§ TASK REQUIREMENTS
In full and without alteration, repeat the material.

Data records
^^^^^^^^^^^^^^^^
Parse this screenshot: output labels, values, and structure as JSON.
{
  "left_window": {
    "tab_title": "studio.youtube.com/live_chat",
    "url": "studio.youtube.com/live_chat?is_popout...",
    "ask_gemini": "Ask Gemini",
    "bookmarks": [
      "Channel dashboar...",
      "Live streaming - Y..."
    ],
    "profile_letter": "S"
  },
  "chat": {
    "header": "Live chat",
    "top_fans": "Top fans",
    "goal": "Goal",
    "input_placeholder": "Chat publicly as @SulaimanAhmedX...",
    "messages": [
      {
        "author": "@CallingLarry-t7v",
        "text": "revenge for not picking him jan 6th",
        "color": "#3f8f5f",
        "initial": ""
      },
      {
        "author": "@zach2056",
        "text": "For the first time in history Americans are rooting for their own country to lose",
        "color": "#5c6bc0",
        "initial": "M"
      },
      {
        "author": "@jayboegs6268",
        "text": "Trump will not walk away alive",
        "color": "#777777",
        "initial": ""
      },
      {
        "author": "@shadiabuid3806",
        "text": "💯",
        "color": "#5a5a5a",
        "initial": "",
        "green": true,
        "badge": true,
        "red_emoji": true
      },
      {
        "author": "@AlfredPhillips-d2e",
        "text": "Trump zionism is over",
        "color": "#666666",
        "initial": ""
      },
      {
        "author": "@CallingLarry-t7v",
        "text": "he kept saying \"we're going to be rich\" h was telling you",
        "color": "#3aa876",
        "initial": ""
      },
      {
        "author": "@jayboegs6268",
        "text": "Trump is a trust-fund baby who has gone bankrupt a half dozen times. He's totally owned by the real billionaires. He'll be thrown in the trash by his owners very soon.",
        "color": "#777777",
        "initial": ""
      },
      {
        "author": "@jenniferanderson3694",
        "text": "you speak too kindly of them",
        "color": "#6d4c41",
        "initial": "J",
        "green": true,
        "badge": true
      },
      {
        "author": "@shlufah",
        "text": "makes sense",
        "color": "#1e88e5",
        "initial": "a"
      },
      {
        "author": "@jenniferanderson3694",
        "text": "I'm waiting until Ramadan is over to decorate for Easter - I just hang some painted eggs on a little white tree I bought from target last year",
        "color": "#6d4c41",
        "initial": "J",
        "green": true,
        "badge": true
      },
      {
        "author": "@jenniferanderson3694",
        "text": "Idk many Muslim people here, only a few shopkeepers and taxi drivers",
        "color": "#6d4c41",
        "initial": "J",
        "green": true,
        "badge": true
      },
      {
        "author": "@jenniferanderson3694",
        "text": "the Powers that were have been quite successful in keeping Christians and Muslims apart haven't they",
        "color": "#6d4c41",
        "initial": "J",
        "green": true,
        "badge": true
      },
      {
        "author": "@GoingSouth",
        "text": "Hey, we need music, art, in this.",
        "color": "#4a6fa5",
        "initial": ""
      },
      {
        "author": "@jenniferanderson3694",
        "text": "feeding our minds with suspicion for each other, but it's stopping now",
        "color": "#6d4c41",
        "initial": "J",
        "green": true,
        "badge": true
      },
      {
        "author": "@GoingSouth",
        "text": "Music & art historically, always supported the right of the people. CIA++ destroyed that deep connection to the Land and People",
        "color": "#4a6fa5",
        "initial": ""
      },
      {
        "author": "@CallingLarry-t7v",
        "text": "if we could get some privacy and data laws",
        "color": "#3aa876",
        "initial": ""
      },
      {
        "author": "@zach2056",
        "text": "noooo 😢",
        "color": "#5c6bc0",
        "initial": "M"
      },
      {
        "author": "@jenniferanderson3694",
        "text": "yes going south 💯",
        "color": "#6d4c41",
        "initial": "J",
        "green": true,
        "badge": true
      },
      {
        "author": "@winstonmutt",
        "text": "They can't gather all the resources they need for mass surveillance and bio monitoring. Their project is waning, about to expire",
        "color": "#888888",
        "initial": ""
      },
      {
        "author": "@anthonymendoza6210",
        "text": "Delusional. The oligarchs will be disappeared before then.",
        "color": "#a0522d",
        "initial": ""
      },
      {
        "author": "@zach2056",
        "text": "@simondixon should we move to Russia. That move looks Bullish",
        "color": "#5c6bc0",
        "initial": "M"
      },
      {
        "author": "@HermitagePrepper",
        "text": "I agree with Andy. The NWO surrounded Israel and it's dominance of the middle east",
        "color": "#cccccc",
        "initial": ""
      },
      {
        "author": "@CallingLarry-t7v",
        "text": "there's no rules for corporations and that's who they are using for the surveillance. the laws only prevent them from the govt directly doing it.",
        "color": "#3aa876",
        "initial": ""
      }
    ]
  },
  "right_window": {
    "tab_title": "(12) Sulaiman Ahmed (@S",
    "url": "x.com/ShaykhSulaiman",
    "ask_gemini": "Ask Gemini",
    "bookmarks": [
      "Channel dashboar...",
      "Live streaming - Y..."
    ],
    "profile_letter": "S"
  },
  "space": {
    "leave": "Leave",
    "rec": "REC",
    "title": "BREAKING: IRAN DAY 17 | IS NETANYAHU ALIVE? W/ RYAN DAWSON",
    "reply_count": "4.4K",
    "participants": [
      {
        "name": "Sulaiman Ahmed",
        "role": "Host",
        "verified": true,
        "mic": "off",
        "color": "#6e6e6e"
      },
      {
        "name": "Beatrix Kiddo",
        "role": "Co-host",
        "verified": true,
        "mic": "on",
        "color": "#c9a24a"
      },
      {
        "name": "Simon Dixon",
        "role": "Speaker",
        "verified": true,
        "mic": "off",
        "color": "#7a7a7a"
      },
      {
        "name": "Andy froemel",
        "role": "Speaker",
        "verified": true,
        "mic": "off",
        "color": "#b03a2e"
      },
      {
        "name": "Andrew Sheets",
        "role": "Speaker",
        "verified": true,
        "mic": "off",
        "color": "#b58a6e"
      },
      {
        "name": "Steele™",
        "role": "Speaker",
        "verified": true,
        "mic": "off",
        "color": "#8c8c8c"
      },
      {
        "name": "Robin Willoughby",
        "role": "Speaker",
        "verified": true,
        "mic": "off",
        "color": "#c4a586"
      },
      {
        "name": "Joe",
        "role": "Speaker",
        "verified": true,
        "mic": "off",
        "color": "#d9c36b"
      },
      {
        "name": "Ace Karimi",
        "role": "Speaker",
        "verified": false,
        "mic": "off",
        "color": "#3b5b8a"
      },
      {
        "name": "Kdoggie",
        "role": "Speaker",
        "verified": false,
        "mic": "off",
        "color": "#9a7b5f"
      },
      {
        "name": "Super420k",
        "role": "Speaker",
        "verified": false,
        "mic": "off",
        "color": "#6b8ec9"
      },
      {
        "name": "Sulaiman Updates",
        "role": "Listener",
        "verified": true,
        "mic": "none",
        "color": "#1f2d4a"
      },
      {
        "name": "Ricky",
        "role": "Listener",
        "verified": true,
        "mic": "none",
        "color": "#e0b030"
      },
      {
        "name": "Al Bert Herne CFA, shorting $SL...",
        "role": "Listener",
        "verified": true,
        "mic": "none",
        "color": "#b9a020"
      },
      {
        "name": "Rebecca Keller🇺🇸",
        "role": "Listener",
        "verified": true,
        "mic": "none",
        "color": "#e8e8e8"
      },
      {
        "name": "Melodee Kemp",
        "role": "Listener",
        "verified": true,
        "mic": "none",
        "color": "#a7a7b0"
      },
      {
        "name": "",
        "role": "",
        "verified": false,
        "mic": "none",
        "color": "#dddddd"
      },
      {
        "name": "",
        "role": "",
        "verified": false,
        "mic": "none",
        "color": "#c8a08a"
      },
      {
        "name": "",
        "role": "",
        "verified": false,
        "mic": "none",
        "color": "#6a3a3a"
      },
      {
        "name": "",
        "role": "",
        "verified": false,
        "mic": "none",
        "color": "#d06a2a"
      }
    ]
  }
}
^^^^^^^^^^^^^^^^
§ REPLY TO THE EXERCISE
Parse this screenshot: output labels, values, and structure as JSON.
{
  "left_window": {
    "tab_title": "studio.youtube.com/live_chat",
    "url": "studio.youtube.com/live_chat?is_popout...",
    "ask_gemini": "Ask Gemini",
    "bookmarks": [
      "Channel dashboar...",
      "Live streaming - Y..."
    ],
    "profile_letter": "S"
  },
  "chat": {
    "header": "Live chat",
    "top_fans": "Top fans",
    "goal": "Goal",
    "input_placeholder": "Chat publicly as @SulaimanAhmedX...",
    "messages": [
      {
        "author": "@CallingLarry-t7v",
        "text": "revenge for not picking him jan 6th",
        "color": "#3f8f5f",
        "initial": ""
      },
      {
        "author": "@zach2056",
        "text": "For the first time in history Americans are rooting for their own country to lose",
        "color": "#5c6bc0",
        "initial": "M"
      },
      {
        "author": "@jayboegs6268",
        "text": "Trump will not walk away alive",
        "color": "#777777",
        "initial": ""
      },
      {
        "author": "@shadiabuid3806",
        "text": "💯",
        "color": "#5a5a5a",
        "initial": "",
        "green": true,
        "badge": true,
        "red_emoji": true
      },
      {
        "author": "@AlfredPhillips-d2e",
        "text": "Trump zionism is over",
        "color": "#666666",
        "initial": ""
      },
      {
        "author": "@CallingLarry-t7v",
        "text": "he kept saying \"we're going to be rich\" h was telling you",
        "color": "#3aa876",
        "initial": ""
      },
      {
        "author": "@jayboegs6268",
        "text": "Trump is a trust-fund baby who has gone bankrupt a half dozen times. He's totally owned by the real billionaires. He'll be thrown in the trash by his owners very soon.",
        "color": "#777777",
        "initial": ""
      },
      {
        "author": "@jenniferanderson3694",
        "text": "you speak too kindly of them",
        "color": "#6d4c41",
        "initial": "J",
        "green": true,
        "badge": true
      },
      {
        "author": "@shlufah",
        "text": "makes sense",
        "color": "#1e88e5",
        "initial": "a"
      },
      {
        "author": "@jenniferanderson3694",
        "text": "I'm waiting until Ramadan is over to decorate for Easter - I just hang some painted eggs on a little white tree I bought from target last year",
        "color": "#6d4c41",
        "initial": "J",
        "green": true,
        "badge": true
      },
      {
        "author": "@jenniferanderson3694",
        "text": "Idk many Muslim people here, only a few shopkeepers and taxi drivers",
        "color": "#6d4c41",
        "initial": "J",
        "green": true,
        "badge": true
      },
      {
        "author": "@jenniferanderson3694",
        "text": "the Powers that were have been quite successful in keeping Christians and Muslims apart haven't they",
        "color": "#6d4c41",
        "initial": "J",
        "green": true,
        "badge": true
      },
      {
        "author": "@GoingSouth",
        "text": "Hey, we need music, art, in this.",
        "color": "#4a6fa5",
        "initial": ""
      },
      {
        "author": "@jenniferanderson3694",
        "text": "feeding our minds with suspicion for each other, but it's stopping now",
        "color": "#6d4c41",
        "initial": "J",
        "green": true,
        "badge": true
      },
      {
        "author": "@GoingSouth",
        "text": "Music & art historically, always supported the right of the people. CIA++ destroyed that deep connection to the Land and People",
        "color": "#4a6fa5",
        "initial": ""
      },
      {
        "author": "@CallingLarry-t7v",
        "text": "if we could get some privacy and data laws",
        "color": "#3aa876",
        "initial": ""
      },
      {
        "author": "@zach2056",
        "text": "noooo 😢",
        "color": "#5c6bc0",
        "initial": "M"
      },
      {
        "author": "@jenniferanderson3694",
        "text": "yes going south 💯",
        "color": "#6d4c41",
        "initial": "J",
        "green": true,
        "badge": true
      },
      {
        "author": "@winstonmutt",
        "text": "They can't gather all the resources they need for mass surveillance and bio monitoring. Their project is waning, about to expire",
        "color": "#888888",
        "initial": ""
      },
      {
        "author": "@anthonymendoza6210",
        "text": "Delusional. The oligarchs will be disappeared before then.",
        "color": "#a0522d",
        "initial": ""
      },
      {
        "author": "@zach2056",
        "text": "@simondixon should we move to Russia. That move looks Bullish",
        "color": "#5c6bc0",
        "initial": "M"
      },
      {
        "author": "@HermitagePrepper",
        "text": "I agree with Andy. The NWO surrounded Israel and it's dominance of the middle east",
        "color": "#cccccc",
        "initial": ""
      },
      {
        "author": "@CallingLarry-t7v",
        "text": "there's no rules for corporations and that's who they are using for the surveillance. the laws only prevent them from the govt directly doing it.",
        "color": "#3aa876",
        "initial": ""
      }
    ]
  },
  "right_window": {
    "tab_title": "(12) Sulaiman Ahmed (@S",
    "url": "x.com/ShaykhSulaiman",
    "ask_gemini": "Ask Gemini",
    "bookmarks": [
      "Channel dashboar...",
      "Live streaming - Y..."
    ],
    "profile_letter": "S"
  },
  "space": {
    "leave": "Leave",
    "rec": "REC",
    "title": "BREAKING: IRAN DAY 17 | IS NETANYAHU ALIVE? W/ RYAN DAWSON",
    "reply_count": "4.4K",
    "participants": [
      {
        "name": "Sulaiman Ahmed",
        "role": "Host",
        "verified": true,
        "mic": "off",
        "color": "#6e6e6e"
      },
      {
        "name": "Beatrix Kiddo",
        "role": "Co-host",
        "verified": true,
        "mic": "on",
        "color": "#c9a24a"
      },
      {
        "name": "Simon Dixon",
        "role": "Speaker",
        "verified": true,
        "mic": "off",
        "color": "#7a7a7a"
      },
      {
        "name": "Andy froemel",
        "role": "Speaker",
        "verified": true,
        "mic": "off",
        "color": "#b03a2e"
      },
      {
        "name": "Andrew Sheets",
        "role": "Speaker",
        "verified": true,
        "mic": "off",
        "color": "#b58a6e"
      },
      {
        "name": "Steele™",
        "role": "Speaker",
        "verified": true,
        "mic": "off",
        "color": "#8c8c8c"
      },
      {
        "name": "Robin Willoughby",
        "role": "Speaker",
        "verified": true,
        "mic": "off",
        "color": "#c4a586"
      },
      {
        "name": "Joe",
        "role": "Speaker",
        "verified": true,
        "mic": "off",
        "color": "#d9c36b"
      },
      {
        "name": "Ace Karimi",
        "role": "Speaker",
        "verified": false,
        "mic": "off",
        "color": "#3b5b8a"
      },
      {
        "name": "Kdoggie",
        "role": "Speaker",
        "verified": false,
        "mic": "off",
        "color": "#9a7b5f"
      },
      {
        "name": "Super420k",
        "role": "Speaker",
        "verified": false,
        "mic": "off",
        "color": "#6b8ec9"
      },
      {
        "name": "Sulaiman Updates",
        "role": "Listener",
        "verified": true,
        "mic": "none",
        "color": "#1f2d4a"
      },
      {
        "name": "Ricky",
        "role": "Listener",
        "verified": true,
        "mic": "none",
        "color": "#e0b030"
      },
      {
        "name": "Al Bert Herne CFA, shorting $SL...",
        "role": "Listener",
        "verified": true,
        "mic": "none",
        "color": "#b9a020"
      },
      {
        "name": "Rebecca Keller🇺🇸",
        "role": "Listener",
        "verified": true,
        "mic": "none",
        "color": "#e8e8e8"
      },
      {
        "name": "Melodee Kemp",
        "role": "Listener",
        "verified": true,
        "mic": "none",
        "color": "#a7a7b0"
      },
      {
        "name": "",
        "role": "",
        "verified": false,
        "mic": "none",
        "color": "#dddddd"
      },
      {
        "name": "",
        "role": "",
        "verified": false,
        "mic": "none",
        "color": "#c8a08a"
      },
      {
        "name": "",
        "role": "",
        "verified": false,
        "mic": "none",
        "color": "#6a3a3a"
      },
      {
        "name": "",
        "role": "",
        "verified": false,
        "mic": "none",
        "color": "#d06a2a"
      }
    ]
  }
}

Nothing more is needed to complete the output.